Exercise inputs:
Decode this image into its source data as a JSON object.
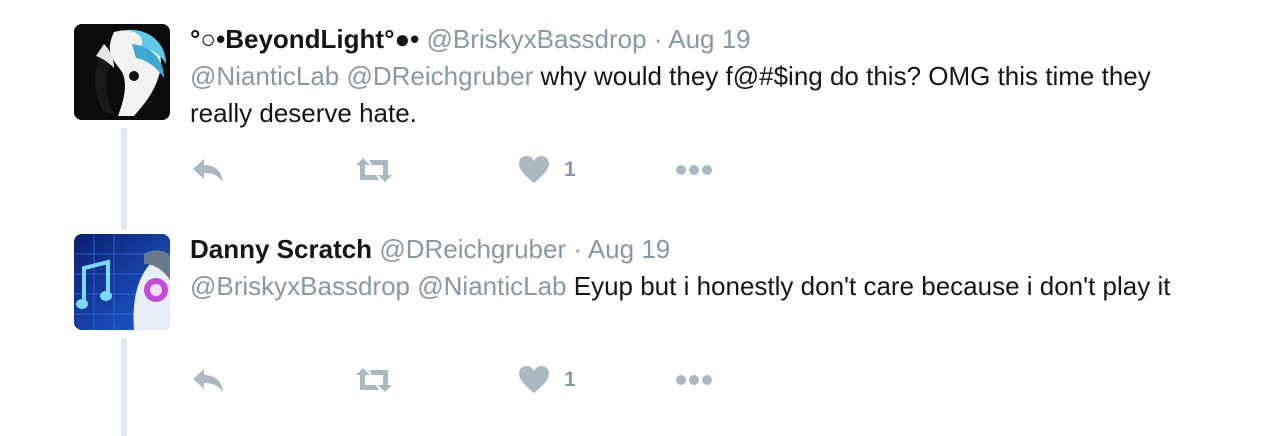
{
  "tweets": [
    {
      "fullname": "°○•BeyondLight°●•",
      "username": "@BriskyxBassdrop",
      "separator": "·",
      "time": "Aug 19",
      "mentions": [
        "@NianticLab",
        "@DReichgruber"
      ],
      "text": "why would they f@#$ing do this? OMG this time they really deserve hate.",
      "likes": "1",
      "icons": {
        "reply": "reply-icon",
        "retweet": "retweet-icon",
        "like": "heart-icon",
        "more": "more-dots-icon"
      }
    },
    {
      "fullname": "Danny Scratch",
      "username": "@DReichgruber",
      "separator": "·",
      "time": "Aug 19",
      "mentions": [
        "@BriskyxBassdrop",
        "@NianticLab"
      ],
      "text": "Eyup but i honestly don't care because i don't play it",
      "likes": "1",
      "icons": {
        "reply": "reply-icon",
        "retweet": "retweet-icon",
        "like": "heart-icon",
        "more": "more-dots-icon"
      }
    }
  ],
  "colors": {
    "secondary_text": "#8899a6",
    "primary_text": "#14171a",
    "icon": "#aab8c2",
    "thread_line": "#e1e8ed"
  }
}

Work instructions: Give the data again exactly as written, with all pictures left out.

Task response:
Decode this image into its source data as a JSON object.
{
  "tweets": [
    {
      "fullname": "°○•BeyondLight°●•",
      "username": "@BriskyxBassdrop",
      "separator": "·",
      "time": "Aug 19",
      "mentions": [
        "@NianticLab",
        "@DReichgruber"
      ],
      "text": "why would they f@#$ing do this? OMG this time they really deserve hate.",
      "likes": "1",
      "icons": {
        "reply": "reply-icon",
        "retweet": "retweet-icon",
        "like": "heart-icon",
        "more": "more-dots-icon"
      }
    },
    {
      "fullname": "Danny Scratch",
      "username": "@DReichgruber",
      "separator": "·",
      "time": "Aug 19",
      "mentions": [
        "@BriskyxBassdrop",
        "@NianticLab"
      ],
      "text": "Eyup but i honestly don't care because i don't play it",
      "likes": "1",
      "icons": {
        "reply": "reply-icon",
        "retweet": "retweet-icon",
        "like": "heart-icon",
        "more": "more-dots-icon"
      }
    }
  ],
  "colors": {
    "secondary_text": "#8899a6",
    "primary_text": "#14171a",
    "icon": "#aab8c2",
    "thread_line": "#e1e8ed"
  }
}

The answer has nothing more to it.